- [REQUIREMENT] Please repeat all of the listing exactly.

- [PROVIDED DATA]
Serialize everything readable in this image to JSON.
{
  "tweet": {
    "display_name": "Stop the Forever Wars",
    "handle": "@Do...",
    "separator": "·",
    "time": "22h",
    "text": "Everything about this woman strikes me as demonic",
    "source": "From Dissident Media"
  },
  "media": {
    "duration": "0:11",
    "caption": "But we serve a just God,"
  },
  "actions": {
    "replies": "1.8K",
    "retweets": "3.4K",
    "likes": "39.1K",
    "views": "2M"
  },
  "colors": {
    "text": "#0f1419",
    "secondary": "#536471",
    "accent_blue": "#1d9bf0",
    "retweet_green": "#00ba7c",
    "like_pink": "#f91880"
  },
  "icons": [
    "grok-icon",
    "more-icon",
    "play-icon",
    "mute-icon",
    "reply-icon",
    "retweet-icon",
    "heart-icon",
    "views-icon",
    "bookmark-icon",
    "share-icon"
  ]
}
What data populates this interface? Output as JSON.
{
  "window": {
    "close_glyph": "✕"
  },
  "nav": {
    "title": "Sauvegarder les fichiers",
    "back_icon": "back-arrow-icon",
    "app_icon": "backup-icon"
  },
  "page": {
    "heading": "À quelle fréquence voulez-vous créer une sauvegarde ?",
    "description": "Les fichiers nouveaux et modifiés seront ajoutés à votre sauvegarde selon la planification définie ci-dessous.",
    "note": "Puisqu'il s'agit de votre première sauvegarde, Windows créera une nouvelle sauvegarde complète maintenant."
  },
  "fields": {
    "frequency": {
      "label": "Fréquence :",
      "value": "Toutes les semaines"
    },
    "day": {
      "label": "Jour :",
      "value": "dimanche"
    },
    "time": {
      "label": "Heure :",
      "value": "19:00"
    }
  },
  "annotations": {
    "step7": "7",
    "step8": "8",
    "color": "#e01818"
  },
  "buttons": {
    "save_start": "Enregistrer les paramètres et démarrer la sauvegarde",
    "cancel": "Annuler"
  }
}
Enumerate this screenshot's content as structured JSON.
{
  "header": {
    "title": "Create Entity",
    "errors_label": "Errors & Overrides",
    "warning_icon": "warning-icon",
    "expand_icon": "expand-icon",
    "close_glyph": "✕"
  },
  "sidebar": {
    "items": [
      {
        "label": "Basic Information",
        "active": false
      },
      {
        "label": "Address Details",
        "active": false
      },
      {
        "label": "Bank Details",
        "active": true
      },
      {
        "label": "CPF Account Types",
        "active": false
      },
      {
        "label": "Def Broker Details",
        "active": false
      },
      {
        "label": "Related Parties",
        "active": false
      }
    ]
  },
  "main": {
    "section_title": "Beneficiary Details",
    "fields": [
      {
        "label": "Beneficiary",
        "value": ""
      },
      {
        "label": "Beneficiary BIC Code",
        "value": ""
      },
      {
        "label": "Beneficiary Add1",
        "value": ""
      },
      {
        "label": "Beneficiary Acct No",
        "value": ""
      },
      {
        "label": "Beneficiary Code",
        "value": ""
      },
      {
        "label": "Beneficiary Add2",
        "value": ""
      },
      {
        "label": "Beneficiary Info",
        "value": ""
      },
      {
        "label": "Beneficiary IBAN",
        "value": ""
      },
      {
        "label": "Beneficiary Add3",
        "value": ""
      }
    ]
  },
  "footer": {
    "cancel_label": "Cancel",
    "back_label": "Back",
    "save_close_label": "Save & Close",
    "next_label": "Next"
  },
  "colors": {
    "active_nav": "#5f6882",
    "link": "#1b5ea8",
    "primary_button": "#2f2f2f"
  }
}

- [COMPLETED TASK]
Serialize everything readable in this image to JSON.
{
  "tweet": {
    "display_name": "Stop the Forever Wars",
    "handle": "@Do...",
    "separator": "·",
    "time": "22h",
    "text": "Everything about this woman strikes me as demonic",
    "source": "From Dissident Media"
  },
  "media": {
    "duration": "0:11",
    "caption": "But we serve a just God,"
  },
  "actions": {
    "replies": "1.8K",
    "retweets": "3.4K",
    "likes": "39.1K",
    "views": "2M"
  },
  "colors": {
    "text": "#0f1419",
    "secondary": "#536471",
    "accent_blue": "#1d9bf0",
    "retweet_green": "#00ba7c",
    "like_pink": "#f91880"
  },
  "icons": [
    "grok-icon",
    "more-icon",
    "play-icon",
    "mute-icon",
    "reply-icon",
    "retweet-icon",
    "heart-icon",
    "views-icon",
    "bookmark-icon",
    "share-icon"
  ]
}
What data populates this interface? Output as JSON.
{
  "window": {
    "close_glyph": "✕"
  },
  "nav": {
    "title": "Sauvegarder les fichiers",
    "back_icon": "back-arrow-icon",
    "app_icon": "backup-icon"
  },
  "page": {
    "heading": "À quelle fréquence voulez-vous créer une sauvegarde ?",
    "description": "Les fichiers nouveaux et modifiés seront ajoutés à votre sauvegarde selon la planification définie ci-dessous.",
    "note": "Puisqu'il s'agit de votre première sauvegarde, Windows créera une nouvelle sauvegarde complète maintenant."
  },
  "fields": {
    "frequency": {
      "label": "Fréquence :",
      "value": "Toutes les semaines"
    },
    "day": {
      "label": "Jour :",
      "value": "dimanche"
    },
    "time": {
      "label": "Heure :",
      "value": "19:00"
    }
  },
  "annotations": {
    "step7": "7",
    "step8": "8",
    "color": "#e01818"
  },
  "buttons": {
    "save_start": "Enregistrer les paramètres et démarrer la sauvegarde",
    "cancel": "Annuler"
  }
}
Enumerate this screenshot's content as structured JSON.
{
  "header": {
    "title": "Create Entity",
    "errors_label": "Errors & Overrides",
    "warning_icon": "warning-icon",
    "expand_icon": "expand-icon",
    "close_glyph": "✕"
  },
  "sidebar": {
    "items": [
      {
        "label": "Basic Information",
        "active": false
      },
      {
        "label": "Address Details",
        "active": false
      },
      {
        "label": "Bank Details",
        "active": true
      },
      {
        "label": "CPF Account Types",
        "active": false
      },
      {
        "label": "Def Broker Details",
        "active": false
      },
      {
        "label": "Related Parties",
        "active": false
      }
    ]
  },
  "main": {
    "section_title": "Beneficiary Details",
    "fields": [
      {
        "label": "Beneficiary",
        "value": ""
      },
      {
        "label": "Beneficiary BIC Code",
        "value": ""
      },
      {
        "label": "Beneficiary Add1",
        "value": ""
      },
      {
        "label": "Beneficiary Acct No",
        "value": ""
      },
      {
        "label": "Beneficiary Code",
        "value": ""
      },
      {
        "label": "Beneficiary Add2",
        "value": ""
      },
      {
        "label": "Beneficiary Info",
        "value": ""
      },
      {
        "label": "Beneficiary IBAN",
        "value": ""
      },
      {
        "label": "Beneficiary Add3",
        "value": ""
      }
    ]
  },
  "footer": {
    "cancel_label": "Cancel",
    "back_label": "Back",
    "save_close_label": "Save & Close",
    "next_label": "Next"
  },
  "colors": {
    "active_nav": "#5f6882",
    "link": "#1b5ea8",
    "primary_button": "#2f2f2f"
  }
}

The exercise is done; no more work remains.